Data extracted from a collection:
-*-

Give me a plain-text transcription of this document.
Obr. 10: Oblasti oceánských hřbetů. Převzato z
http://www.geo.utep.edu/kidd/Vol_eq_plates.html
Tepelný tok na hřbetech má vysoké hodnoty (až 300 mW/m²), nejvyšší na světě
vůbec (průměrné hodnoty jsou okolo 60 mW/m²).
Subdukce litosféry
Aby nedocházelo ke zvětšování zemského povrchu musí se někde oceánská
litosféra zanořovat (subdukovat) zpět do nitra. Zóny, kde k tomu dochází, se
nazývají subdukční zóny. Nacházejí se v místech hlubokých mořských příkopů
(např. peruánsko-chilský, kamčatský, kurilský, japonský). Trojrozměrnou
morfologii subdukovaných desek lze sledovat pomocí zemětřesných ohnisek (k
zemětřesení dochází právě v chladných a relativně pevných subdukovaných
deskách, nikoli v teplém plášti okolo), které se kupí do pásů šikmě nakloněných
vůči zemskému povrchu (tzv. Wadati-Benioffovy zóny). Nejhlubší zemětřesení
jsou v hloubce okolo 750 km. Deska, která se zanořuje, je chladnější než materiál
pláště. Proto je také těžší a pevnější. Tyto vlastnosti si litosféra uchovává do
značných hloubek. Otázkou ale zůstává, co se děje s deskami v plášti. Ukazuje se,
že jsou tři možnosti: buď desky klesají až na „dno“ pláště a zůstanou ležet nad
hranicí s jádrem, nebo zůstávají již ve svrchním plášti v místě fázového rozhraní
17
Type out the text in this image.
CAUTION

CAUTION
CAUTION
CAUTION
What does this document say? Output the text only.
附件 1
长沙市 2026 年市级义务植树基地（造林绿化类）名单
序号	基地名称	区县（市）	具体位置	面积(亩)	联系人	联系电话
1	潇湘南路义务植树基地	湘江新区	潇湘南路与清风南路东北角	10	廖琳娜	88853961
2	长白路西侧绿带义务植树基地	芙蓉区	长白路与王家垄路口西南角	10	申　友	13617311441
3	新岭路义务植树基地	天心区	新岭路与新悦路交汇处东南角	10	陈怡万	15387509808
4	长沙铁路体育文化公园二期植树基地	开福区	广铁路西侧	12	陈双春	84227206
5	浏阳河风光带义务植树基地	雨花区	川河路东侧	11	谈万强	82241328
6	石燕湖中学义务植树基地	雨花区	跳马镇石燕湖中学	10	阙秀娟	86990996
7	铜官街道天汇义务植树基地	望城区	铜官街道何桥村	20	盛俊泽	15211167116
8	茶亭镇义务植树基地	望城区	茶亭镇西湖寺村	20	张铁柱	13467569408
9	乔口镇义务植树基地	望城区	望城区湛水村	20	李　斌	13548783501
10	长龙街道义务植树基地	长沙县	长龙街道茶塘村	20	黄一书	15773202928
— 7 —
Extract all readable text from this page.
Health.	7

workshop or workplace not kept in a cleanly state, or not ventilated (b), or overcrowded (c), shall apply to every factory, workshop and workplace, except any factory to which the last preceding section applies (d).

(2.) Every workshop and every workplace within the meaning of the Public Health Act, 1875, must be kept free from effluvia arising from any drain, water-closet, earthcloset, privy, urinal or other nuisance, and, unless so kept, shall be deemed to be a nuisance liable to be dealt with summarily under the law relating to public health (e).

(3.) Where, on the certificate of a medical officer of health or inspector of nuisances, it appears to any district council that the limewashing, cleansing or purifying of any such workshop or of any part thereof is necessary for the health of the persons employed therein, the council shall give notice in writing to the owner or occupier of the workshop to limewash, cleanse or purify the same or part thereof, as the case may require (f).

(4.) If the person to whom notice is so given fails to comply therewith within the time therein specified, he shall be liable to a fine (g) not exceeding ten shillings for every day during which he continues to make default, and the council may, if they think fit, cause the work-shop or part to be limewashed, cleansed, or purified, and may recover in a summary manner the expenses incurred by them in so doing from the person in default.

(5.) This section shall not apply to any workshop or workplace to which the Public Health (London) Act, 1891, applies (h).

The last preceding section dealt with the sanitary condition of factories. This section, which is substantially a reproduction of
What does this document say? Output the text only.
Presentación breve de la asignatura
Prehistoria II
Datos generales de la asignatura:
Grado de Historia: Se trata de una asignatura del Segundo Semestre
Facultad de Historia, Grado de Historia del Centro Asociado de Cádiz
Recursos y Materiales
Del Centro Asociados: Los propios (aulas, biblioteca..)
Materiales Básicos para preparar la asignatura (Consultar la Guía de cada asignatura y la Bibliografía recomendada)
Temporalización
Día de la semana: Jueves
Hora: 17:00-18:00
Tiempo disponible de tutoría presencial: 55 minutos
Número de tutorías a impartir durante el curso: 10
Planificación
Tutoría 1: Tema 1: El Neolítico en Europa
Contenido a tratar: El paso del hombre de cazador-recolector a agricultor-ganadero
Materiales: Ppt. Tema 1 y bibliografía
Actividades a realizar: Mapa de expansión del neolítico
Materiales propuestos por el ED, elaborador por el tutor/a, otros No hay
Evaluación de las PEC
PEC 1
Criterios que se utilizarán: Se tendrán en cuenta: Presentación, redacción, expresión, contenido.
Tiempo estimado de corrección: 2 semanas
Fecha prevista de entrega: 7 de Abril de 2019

-*-

### Direction
Reproduce each line holding the word "liable".

### The reply
(2.) Every workshop and every workplace within the meaning of the Public Health Act, 1875, must be kept free from effluvia arising from any drain, water-closet, earthcloset, privy, urinal or other nuisance, and, unless so kept, shall be deemed to be a nuisance liable to be dealt with summarily under the law relating to public health (e).
(4.) If the person to whom notice is so given fails to comply therewith within the time therein specified, he shall be liable to a fine (g) not exceeding ten shillings for every day during which he continues to make default, and the council may, if they think fit, cause the work-shop or part to be limewashed, cleansed, or purified, and may recover in a summary manner the expenses incurred by them in so doing from the person in default.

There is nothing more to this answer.